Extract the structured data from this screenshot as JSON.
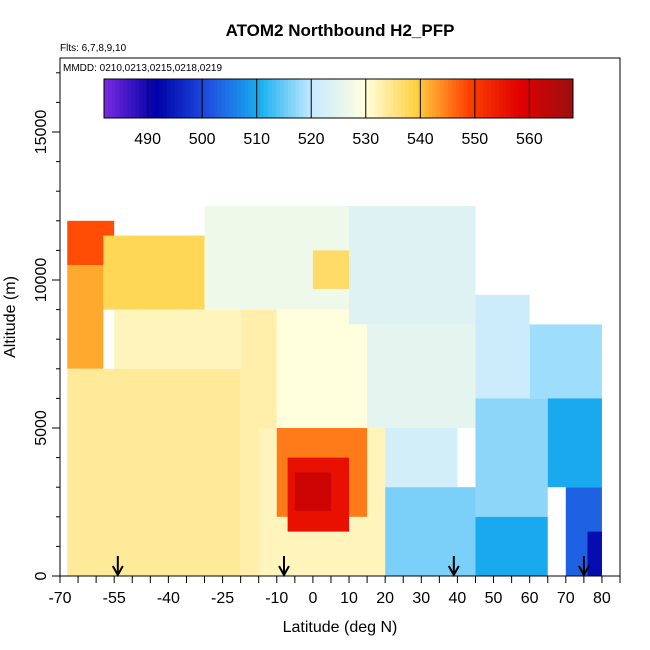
{
  "chart_data": {
    "type": "heatmap",
    "title": "ATOM2 Northbound H2_PFP",
    "flights_note": "Flts: 6,7,8,9,10",
    "dates_note": "MMDD: 0210,0213,0215,0218,0219",
    "xlabel": "Latitude (deg N)",
    "ylabel": "Altitude (m)",
    "xlim": [
      -70,
      85
    ],
    "ylim": [
      0,
      17500
    ],
    "x_ticks": [
      {
        "value": -70,
        "label": "-70"
      },
      {
        "value": -55,
        "label": "-55"
      },
      {
        "value": -40,
        "label": "-40"
      },
      {
        "value": -25,
        "label": "-25"
      },
      {
        "value": -10,
        "label": "-10"
      },
      {
        "value": 0,
        "label": "0"
      },
      {
        "value": 10,
        "label": "10"
      },
      {
        "value": 20,
        "label": "20"
      },
      {
        "value": 30,
        "label": "30"
      },
      {
        "value": 40,
        "label": "40"
      },
      {
        "value": 50,
        "label": "50"
      },
      {
        "value": 60,
        "label": "60"
      },
      {
        "value": 70,
        "label": "70"
      },
      {
        "value": 80,
        "label": "80"
      }
    ],
    "y_ticks": [
      {
        "value": 0,
        "label": "0"
      },
      {
        "value": 5000,
        "label": "5000"
      },
      {
        "value": 10000,
        "label": "10000"
      },
      {
        "value": 15000,
        "label": "15000"
      }
    ],
    "colorbar": {
      "min": 482,
      "max": 568,
      "tick_values": [
        490,
        500,
        510,
        520,
        530,
        540,
        550,
        560
      ],
      "tick_labels": [
        "490",
        "500",
        "510",
        "520",
        "530",
        "540",
        "550",
        "560"
      ],
      "colors": [
        "#7a2be0",
        "#0000a8",
        "#1f4fe0",
        "#18b0f0",
        "#c8eaff",
        "#ffffe0",
        "#ffd040",
        "#ff4000",
        "#e00000",
        "#9a1010"
      ]
    },
    "profile_markers_lat": [
      -54,
      -8,
      39,
      75
    ],
    "regions": [
      {
        "lat": [
          -68,
          -55
        ],
        "alt": [
          10500,
          12000
        ],
        "value": 548
      },
      {
        "lat": [
          -68,
          -58
        ],
        "alt": [
          7000,
          10500
        ],
        "value": 542
      },
      {
        "lat": [
          -58,
          -30
        ],
        "alt": [
          9000,
          11500
        ],
        "value": 538
      },
      {
        "lat": [
          -68,
          -20
        ],
        "alt": [
          0,
          7000
        ],
        "value": 534
      },
      {
        "lat": [
          -55,
          -20
        ],
        "alt": [
          7000,
          9000
        ],
        "value": 532
      },
      {
        "lat": [
          -30,
          10
        ],
        "alt": [
          9000,
          12500
        ],
        "value": 527
      },
      {
        "lat": [
          -20,
          -10
        ],
        "alt": [
          0,
          9000
        ],
        "value": 533
      },
      {
        "lat": [
          -10,
          15
        ],
        "alt": [
          5000,
          9000
        ],
        "value": 530
      },
      {
        "lat": [
          0,
          12
        ],
        "alt": [
          9700,
          11000
        ],
        "value": 537
      },
      {
        "lat": [
          10,
          45
        ],
        "alt": [
          8500,
          12500
        ],
        "value": 524
      },
      {
        "lat": [
          15,
          45
        ],
        "alt": [
          5000,
          8500
        ],
        "value": 525
      },
      {
        "lat": [
          -15,
          20
        ],
        "alt": [
          0,
          5000
        ],
        "value": 532
      },
      {
        "lat": [
          -10,
          15
        ],
        "alt": [
          2000,
          5000
        ],
        "value": 545
      },
      {
        "lat": [
          -7,
          10
        ],
        "alt": [
          1500,
          4000
        ],
        "value": 556
      },
      {
        "lat": [
          -5,
          5
        ],
        "alt": [
          2200,
          3500
        ],
        "value": 561
      },
      {
        "lat": [
          20,
          40
        ],
        "alt": [
          3000,
          5000
        ],
        "value": 522
      },
      {
        "lat": [
          20,
          45
        ],
        "alt": [
          0,
          3000
        ],
        "value": 516
      },
      {
        "lat": [
          45,
          60
        ],
        "alt": [
          6000,
          9500
        ],
        "value": 521
      },
      {
        "lat": [
          45,
          65
        ],
        "alt": [
          2000,
          6000
        ],
        "value": 517
      },
      {
        "lat": [
          45,
          65
        ],
        "alt": [
          0,
          2000
        ],
        "value": 510
      },
      {
        "lat": [
          60,
          80
        ],
        "alt": [
          6000,
          8500
        ],
        "value": 518
      },
      {
        "lat": [
          65,
          80
        ],
        "alt": [
          3000,
          6000
        ],
        "value": 510
      },
      {
        "lat": [
          70,
          80
        ],
        "alt": [
          0,
          3000
        ],
        "value": 503
      },
      {
        "lat": [
          76,
          80
        ],
        "alt": [
          0,
          1500
        ],
        "value": 493
      }
    ]
  }
}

*****

* **Exercise description**: Repeat the entries exactly and keep the pictures out of the copy.

* **Completed exercise**:
Extract the structured data from this screenshot as JSON.
{
  "chart_data": {
    "type": "heatmap",
    "title": "ATOM2 Northbound H2_PFP",
    "flights_note": "Flts: 6,7,8,9,10",
    "dates_note": "MMDD: 0210,0213,0215,0218,0219",
    "xlabel": "Latitude (deg N)",
    "ylabel": "Altitude (m)",
    "xlim": [
      -70,
      85
    ],
    "ylim": [
      0,
      17500
    ],
    "x_ticks": [
      {
        "value": -70,
        "label": "-70"
      },
      {
        "value": -55,
        "label": "-55"
      },
      {
        "value": -40,
        "label": "-40"
      },
      {
        "value": -25,
        "label": "-25"
      },
      {
        "value": -10,
        "label": "-10"
      },
      {
        "value": 0,
        "label": "0"
      },
      {
        "value": 10,
        "label": "10"
      },
      {
        "value": 20,
        "label": "20"
      },
      {
        "value": 30,
        "label": "30"
      },
      {
        "value": 40,
        "label": "40"
      },
      {
        "value": 50,
        "label": "50"
      },
      {
        "value": 60,
        "label": "60"
      },
      {
        "value": 70,
        "label": "70"
      },
      {
        "value": 80,
        "label": "80"
      }
    ],
    "y_ticks": [
      {
        "value": 0,
        "label": "0"
      },
      {
        "value": 5000,
        "label": "5000"
      },
      {
        "value": 10000,
        "label": "10000"
      },
      {
        "value": 15000,
        "label": "15000"
      }
    ],
    "colorbar": {
      "min": 482,
      "max": 568,
      "tick_values": [
        490,
        500,
        510,
        520,
        530,
        540,
        550,
        560
      ],
      "tick_labels": [
        "490",
        "500",
        "510",
        "520",
        "530",
        "540",
        "550",
        "560"
      ],
      "colors": [
        "#7a2be0",
        "#0000a8",
        "#1f4fe0",
        "#18b0f0",
        "#c8eaff",
        "#ffffe0",
        "#ffd040",
        "#ff4000",
        "#e00000",
        "#9a1010"
      ]
    },
    "profile_markers_lat": [
      -54,
      -8,
      39,
      75
    ],
    "regions": [
      {
        "lat": [
          -68,
          -55
        ],
        "alt": [
          10500,
          12000
        ],
        "value": 548
      },
      {
        "lat": [
          -68,
          -58
        ],
        "alt": [
          7000,
          10500
        ],
        "value": 542
      },
      {
        "lat": [
          -58,
          -30
        ],
        "alt": [
          9000,
          11500
        ],
        "value": 538
      },
      {
        "lat": [
          -68,
          -20
        ],
        "alt": [
          0,
          7000
        ],
        "value": 534
      },
      {
        "lat": [
          -55,
          -20
        ],
        "alt": [
          7000,
          9000
        ],
        "value": 532
      },
      {
        "lat": [
          -30,
          10
        ],
        "alt": [
          9000,
          12500
        ],
        "value": 527
      },
      {
        "lat": [
          -20,
          -10
        ],
        "alt": [
          0,
          9000
        ],
        "value": 533
      },
      {
        "lat": [
          -10,
          15
        ],
        "alt": [
          5000,
          9000
        ],
        "value": 530
      },
      {
        "lat": [
          0,
          12
        ],
        "alt": [
          9700,
          11000
        ],
        "value": 537
      },
      {
        "lat": [
          10,
          45
        ],
        "alt": [
          8500,
          12500
        ],
        "value": 524
      },
      {
        "lat": [
          15,
          45
        ],
        "alt": [
          5000,
          8500
        ],
        "value": 525
      },
      {
        "lat": [
          -15,
          20
        ],
        "alt": [
          0,
          5000
        ],
        "value": 532
      },
      {
        "lat": [
          -10,
          15
        ],
        "alt": [
          2000,
          5000
        ],
        "value": 545
      },
      {
        "lat": [
          -7,
          10
        ],
        "alt": [
          1500,
          4000
        ],
        "value": 556
      },
      {
        "lat": [
          -5,
          5
        ],
        "alt": [
          2200,
          3500
        ],
        "value": 561
      },
      {
        "lat": [
          20,
          40
        ],
        "alt": [
          3000,
          5000
        ],
        "value": 522
      },
      {
        "lat": [
          20,
          45
        ],
        "alt": [
          0,
          3000
        ],
        "value": 516
      },
      {
        "lat": [
          45,
          60
        ],
        "alt": [
          6000,
          9500
        ],
        "value": 521
      },
      {
        "lat": [
          45,
          65
        ],
        "alt": [
          2000,
          6000
        ],
        "value": 517
      },
      {
        "lat": [
          45,
          65
        ],
        "alt": [
          0,
          2000
        ],
        "value": 510
      },
      {
        "lat": [
          60,
          80
        ],
        "alt": [
          6000,
          8500
        ],
        "value": 518
      },
      {
        "lat": [
          65,
          80
        ],
        "alt": [
          3000,
          6000
        ],
        "value": 510
      },
      {
        "lat": [
          70,
          80
        ],
        "alt": [
          0,
          3000
        ],
        "value": 503
      },
      {
        "lat": [
          76,
          80
        ],
        "alt": [
          0,
          1500
        ],
        "value": 493
      }
    ]
  }
}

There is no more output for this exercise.